Stored records
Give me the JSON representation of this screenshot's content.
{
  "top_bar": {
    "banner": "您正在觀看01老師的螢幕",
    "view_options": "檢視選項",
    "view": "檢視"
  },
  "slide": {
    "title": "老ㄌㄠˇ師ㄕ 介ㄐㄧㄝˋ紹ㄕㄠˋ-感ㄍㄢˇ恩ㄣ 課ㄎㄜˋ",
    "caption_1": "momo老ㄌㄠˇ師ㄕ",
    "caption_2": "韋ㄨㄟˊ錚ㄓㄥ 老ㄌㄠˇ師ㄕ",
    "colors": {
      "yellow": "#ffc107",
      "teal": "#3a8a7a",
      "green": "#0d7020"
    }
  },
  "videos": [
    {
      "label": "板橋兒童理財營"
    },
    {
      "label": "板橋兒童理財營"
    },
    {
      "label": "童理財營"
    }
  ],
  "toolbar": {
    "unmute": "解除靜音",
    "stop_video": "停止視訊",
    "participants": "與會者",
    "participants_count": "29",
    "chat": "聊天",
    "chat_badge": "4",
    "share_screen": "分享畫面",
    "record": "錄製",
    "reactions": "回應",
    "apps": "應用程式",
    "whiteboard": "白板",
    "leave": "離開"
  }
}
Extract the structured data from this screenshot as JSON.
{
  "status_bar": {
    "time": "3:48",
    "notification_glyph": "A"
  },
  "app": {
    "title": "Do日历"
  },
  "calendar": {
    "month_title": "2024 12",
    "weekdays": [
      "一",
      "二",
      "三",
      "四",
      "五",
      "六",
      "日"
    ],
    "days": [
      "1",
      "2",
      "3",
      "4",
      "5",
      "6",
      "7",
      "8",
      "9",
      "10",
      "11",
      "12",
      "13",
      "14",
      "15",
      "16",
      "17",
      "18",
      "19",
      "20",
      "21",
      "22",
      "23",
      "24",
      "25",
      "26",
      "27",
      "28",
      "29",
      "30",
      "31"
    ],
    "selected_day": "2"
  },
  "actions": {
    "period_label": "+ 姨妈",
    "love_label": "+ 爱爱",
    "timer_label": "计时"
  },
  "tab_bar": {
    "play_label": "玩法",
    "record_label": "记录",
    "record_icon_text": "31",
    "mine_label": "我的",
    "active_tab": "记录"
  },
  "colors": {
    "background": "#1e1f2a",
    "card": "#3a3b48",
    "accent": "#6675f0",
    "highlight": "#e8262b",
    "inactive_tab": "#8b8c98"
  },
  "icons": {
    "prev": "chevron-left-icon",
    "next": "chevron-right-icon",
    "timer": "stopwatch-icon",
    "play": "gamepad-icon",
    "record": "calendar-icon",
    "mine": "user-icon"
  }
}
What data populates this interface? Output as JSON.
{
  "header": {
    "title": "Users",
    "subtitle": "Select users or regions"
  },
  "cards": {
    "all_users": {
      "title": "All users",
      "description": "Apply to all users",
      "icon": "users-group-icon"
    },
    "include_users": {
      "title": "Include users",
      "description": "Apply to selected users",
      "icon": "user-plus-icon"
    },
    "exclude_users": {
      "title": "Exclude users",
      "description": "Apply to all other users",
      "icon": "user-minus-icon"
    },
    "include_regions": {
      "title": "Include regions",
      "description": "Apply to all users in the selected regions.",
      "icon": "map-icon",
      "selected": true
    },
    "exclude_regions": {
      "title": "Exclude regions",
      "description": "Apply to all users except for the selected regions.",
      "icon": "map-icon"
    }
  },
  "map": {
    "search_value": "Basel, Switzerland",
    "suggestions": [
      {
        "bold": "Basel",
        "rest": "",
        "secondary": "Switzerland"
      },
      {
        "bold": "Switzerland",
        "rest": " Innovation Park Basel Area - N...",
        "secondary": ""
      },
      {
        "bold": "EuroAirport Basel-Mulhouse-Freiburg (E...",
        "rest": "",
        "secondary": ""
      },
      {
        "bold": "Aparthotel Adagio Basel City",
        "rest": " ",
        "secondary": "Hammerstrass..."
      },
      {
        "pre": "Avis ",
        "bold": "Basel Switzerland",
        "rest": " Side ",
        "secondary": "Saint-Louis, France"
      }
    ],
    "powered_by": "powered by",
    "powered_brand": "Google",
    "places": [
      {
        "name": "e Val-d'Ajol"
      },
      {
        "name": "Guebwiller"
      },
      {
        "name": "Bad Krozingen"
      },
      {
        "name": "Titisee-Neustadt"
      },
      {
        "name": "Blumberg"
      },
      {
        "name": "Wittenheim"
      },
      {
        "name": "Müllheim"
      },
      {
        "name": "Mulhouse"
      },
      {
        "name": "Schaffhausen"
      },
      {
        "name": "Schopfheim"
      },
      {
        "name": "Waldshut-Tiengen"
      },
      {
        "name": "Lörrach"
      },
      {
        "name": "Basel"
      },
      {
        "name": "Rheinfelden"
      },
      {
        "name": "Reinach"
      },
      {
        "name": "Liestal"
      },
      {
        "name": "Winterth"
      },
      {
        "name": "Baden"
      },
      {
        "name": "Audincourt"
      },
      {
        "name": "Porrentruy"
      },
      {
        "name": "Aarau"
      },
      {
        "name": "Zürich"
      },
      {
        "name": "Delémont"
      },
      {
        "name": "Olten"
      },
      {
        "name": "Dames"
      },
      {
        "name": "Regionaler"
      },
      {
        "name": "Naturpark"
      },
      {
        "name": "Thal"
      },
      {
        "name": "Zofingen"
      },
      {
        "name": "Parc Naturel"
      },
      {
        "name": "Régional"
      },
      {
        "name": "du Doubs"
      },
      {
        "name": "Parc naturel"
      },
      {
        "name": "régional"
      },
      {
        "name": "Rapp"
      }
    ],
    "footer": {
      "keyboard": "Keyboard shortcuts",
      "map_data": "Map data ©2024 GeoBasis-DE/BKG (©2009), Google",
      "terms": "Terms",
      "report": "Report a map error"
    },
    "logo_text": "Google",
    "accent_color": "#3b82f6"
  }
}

* **WRITTEN EXERCISE**: Produce a verbatim transcription of the entries above.

* **WRITTEN RESPONSE**:
Give me the JSON representation of this screenshot's content.
{
  "top_bar": {
    "banner": "您正在觀看01老師的螢幕",
    "view_options": "檢視選項",
    "view": "檢視"
  },
  "slide": {
    "title": "老ㄌㄠˇ師ㄕ 介ㄐㄧㄝˋ紹ㄕㄠˋ-感ㄍㄢˇ恩ㄣ 課ㄎㄜˋ",
    "caption_1": "momo老ㄌㄠˇ師ㄕ",
    "caption_2": "韋ㄨㄟˊ錚ㄓㄥ 老ㄌㄠˇ師ㄕ",
    "colors": {
      "yellow": "#ffc107",
      "teal": "#3a8a7a",
      "green": "#0d7020"
    }
  },
  "videos": [
    {
      "label": "板橋兒童理財營"
    },
    {
      "label": "板橋兒童理財營"
    },
    {
      "label": "童理財營"
    }
  ],
  "toolbar": {
    "unmute": "解除靜音",
    "stop_video": "停止視訊",
    "participants": "與會者",
    "participants_count": "29",
    "chat": "聊天",
    "chat_badge": "4",
    "share_screen": "分享畫面",
    "record": "錄製",
    "reactions": "回應",
    "apps": "應用程式",
    "whiteboard": "白板",
    "leave": "離開"
  }
}
Extract the structured data from this screenshot as JSON.
{
  "status_bar": {
    "time": "3:48",
    "notification_glyph": "A"
  },
  "app": {
    "title": "Do日历"
  },
  "calendar": {
    "month_title": "2024 12",
    "weekdays": [
      "一",
      "二",
      "三",
      "四",
      "五",
      "六",
      "日"
    ],
    "days": [
      "1",
      "2",
      "3",
      "4",
      "5",
      "6",
      "7",
      "8",
      "9",
      "10",
      "11",
      "12",
      "13",
      "14",
      "15",
      "16",
      "17",
      "18",
      "19",
      "20",
      "21",
      "22",
      "23",
      "24",
      "25",
      "26",
      "27",
      "28",
      "29",
      "30",
      "31"
    ],
    "selected_day": "2"
  },
  "actions": {
    "period_label": "+ 姨妈",
    "love_label": "+ 爱爱",
    "timer_label": "计时"
  },
  "tab_bar": {
    "play_label": "玩法",
    "record_label": "记录",
    "record_icon_text": "31",
    "mine_label": "我的",
    "active_tab": "记录"
  },
  "colors": {
    "background": "#1e1f2a",
    "card": "#3a3b48",
    "accent": "#6675f0",
    "highlight": "#e8262b",
    "inactive_tab": "#8b8c98"
  },
  "icons": {
    "prev": "chevron-left-icon",
    "next": "chevron-right-icon",
    "timer": "stopwatch-icon",
    "play": "gamepad-icon",
    "record": "calendar-icon",
    "mine": "user-icon"
  }
}
What data populates this interface? Output as JSON.
{
  "header": {
    "title": "Users",
    "subtitle": "Select users or regions"
  },
  "cards": {
    "all_users": {
      "title": "All users",
      "description": "Apply to all users",
      "icon": "users-group-icon"
    },
    "include_users": {
      "title": "Include users",
      "description": "Apply to selected users",
      "icon": "user-plus-icon"
    },
    "exclude_users": {
      "title": "Exclude users",
      "description": "Apply to all other users",
      "icon": "user-minus-icon"
    },
    "include_regions": {
      "title": "Include regions",
      "description": "Apply to all users in the selected regions.",
      "icon": "map-icon",
      "selected": true
    },
    "exclude_regions": {
      "title": "Exclude regions",
      "description": "Apply to all users except for the selected regions.",
      "icon": "map-icon"
    }
  },
  "map": {
    "search_value": "Basel, Switzerland",
    "suggestions": [
      {
        "bold": "Basel",
        "rest": "",
        "secondary": "Switzerland"
      },
      {
        "bold": "Switzerland",
        "rest": " Innovation Park Basel Area - N...",
        "secondary": ""
      },
      {
        "bold": "EuroAirport Basel-Mulhouse-Freiburg (E...",
        "rest": "",
        "secondary": ""
      },
      {
        "bold": "Aparthotel Adagio Basel City",
        "rest": " ",
        "secondary": "Hammerstrass..."
      },
      {
        "pre": "Avis ",
        "bold": "Basel Switzerland",
        "rest": " Side ",
        "secondary": "Saint-Louis, France"
      }
    ],
    "powered_by": "powered by",
    "powered_brand": "Google",
    "places": [
      {
        "name": "e Val-d'Ajol"
      },
      {
        "name": "Guebwiller"
      },
      {
        "name": "Bad Krozingen"
      },
      {
        "name": "Titisee-Neustadt"
      },
      {
        "name": "Blumberg"
      },
      {
        "name": "Wittenheim"
      },
      {
        "name": "Müllheim"
      },
      {
        "name": "Mulhouse"
      },
      {
        "name": "Schaffhausen"
      },
      {
        "name": "Schopfheim"
      },
      {
        "name": "Waldshut-Tiengen"
      },
      {
        "name": "Lörrach"
      },
      {
        "name": "Basel"
      },
      {
        "name": "Rheinfelden"
      },
      {
        "name": "Reinach"
      },
      {
        "name": "Liestal"
      },
      {
        "name": "Winterth"
      },
      {
        "name": "Baden"
      },
      {
        "name": "Audincourt"
      },
      {
        "name": "Porrentruy"
      },
      {
        "name": "Aarau"
      },
      {
        "name": "Zürich"
      },
      {
        "name": "Delémont"
      },
      {
        "name": "Olten"
      },
      {
        "name": "Dames"
      },
      {
        "name": "Regionaler"
      },
      {
        "name": "Naturpark"
      },
      {
        "name": "Thal"
      },
      {
        "name": "Zofingen"
      },
      {
        "name": "Parc Naturel"
      },
      {
        "name": "Régional"
      },
      {
        "name": "du Doubs"
      },
      {
        "name": "Parc naturel"
      },
      {
        "name": "régional"
      },
      {
        "name": "Rapp"
      }
    ],
    "footer": {
      "keyboard": "Keyboard shortcuts",
      "map_data": "Map data ©2024 GeoBasis-DE/BKG (©2009), Google",
      "terms": "Terms",
      "report": "Report a map error"
    },
    "logo_text": "Google",
    "accent_color": "#3b82f6"
  }
}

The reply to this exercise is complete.